* [SUPPLIED PASSAGE]:
·····
Skip to content

Top-level APIs

These methods and objects are available directly in the babeldata module.

Functions in 'common'

glass_wool(x_in, maxstd, side='both')

Iteratively remove outliers from data.

Iteratively removes outliers from normally distributed input data until there are no more outliers more than maxstd standard deviations from the mean. The returned array has the same length - outliers are set to np.nan.

Drop nans after calling glass_wool

Use x[~np.isnan(x)] to remove outliers (np.nan) from the returned array.

Parameters:

Name Type Description Default
x_in np.ndarray

The input data.

required
maxstd float | Tuple[float, float]

The maximum number of standard deviations allowed for an outlier. If a float is given, the same maximum standard deviation is used for the upper and lower sides of the distribution. If a tuple is given and side is "both", the first value is used for the lower side and the second value is used for the upper side.

required
side str

The side(s) on which to remove outliers. Options are "lower", "upper", or "both" (default).

'both'

Returns:

Type Description
numpy.ndarray

A copy of the input data with outliers set to np.nan.

Examples:

Cut values at plus and minus 2 standard deviations from the mean:

>>> import numpy as np
>>> from babeldata.common import glass_wool
>>> x = np.array([1., 442., 443., 444., 445., 446., 447., 448., 449., 900.])
>>> glass_wool(x, 2.0)
array([ nan, 442., 443., 444., 445., 446., 447., 448., 449.,  nan])

Only cut upper outliers:

>>> glass_wool(x, 2.0, side='upper')
array([  1., 442., 443., 444., 445., 446., 447., 448., 449.,  nan])

Only cut lower outliers:

>>> glass_wool(x, 2.0, side='lower')
array([ nan, 442., 443., 444., 445., 446., 447., 448., 449., 900.])

Use asymmetric upper and lower limits:

>>> glass_wool(x, (2.0, 4.0), 'both')
array([ nan, 442., 443., 444., 445., 446., 447., 448., 449., 900.])

Notes

- The input data must be a 1D numpy.ndarray.
- The function is optimized with the @jit decorator for improved performance.

Last update: March 8, 2023
·····
* [GOAL OF THE EXERCISE]:
Please copy the glass_wool documentation word for word, between "The side(s) on" and "outliers set to np.nan.", inclusive.
·····
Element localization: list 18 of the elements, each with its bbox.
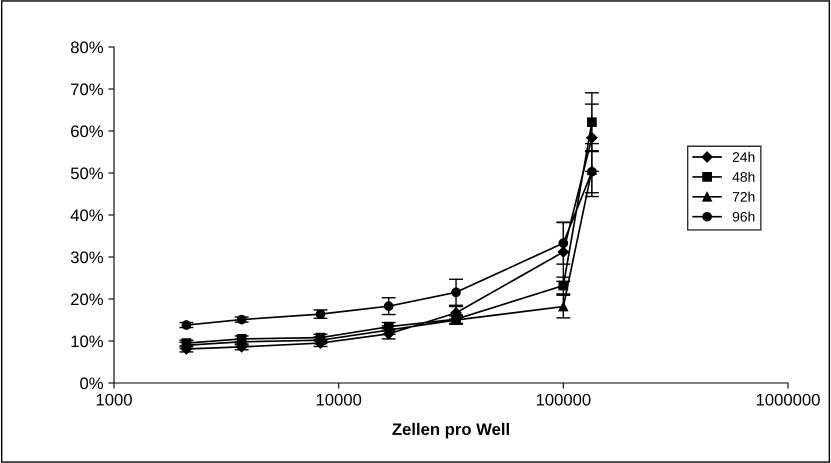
y-tick-label: 50% (70, 167, 103, 180)
y-tick-label: 0% (80, 377, 103, 390)
x-axis-title: Zellen pro Well (392, 422, 509, 438)
y-tick-label: 30% (70, 251, 103, 264)
y-tick-label: 70% (71, 83, 103, 96)
x-tick-label: 10000 (316, 394, 362, 406)
y-tick-label: 20% (71, 293, 103, 306)
y-tick-label: 40% (70, 209, 103, 222)
legend-label: 24h (732, 152, 754, 162)
x-tick-label: 1000000 (756, 394, 820, 406)
legend-label: 96h (732, 211, 754, 222)
y-tick-label: 60% (71, 125, 103, 138)
legend-label: 72h (732, 192, 754, 202)
y-tick-label: 10% (71, 335, 103, 348)
legend-label: 48h (732, 172, 754, 182)
y-tick-label: 80% (70, 41, 103, 54)
x-tick-label: 1000 (96, 394, 132, 406)
x-tick-label: 100000 (536, 394, 590, 406)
·····
* [RESULT FOR THIS TASK]:
The side(s) on which to remove outliers. Options are "lower", "upper", or "both" (default).

'both'

Returns:

Type Description
numpy.ndarray

A copy of the input data with outliers set to np.nan.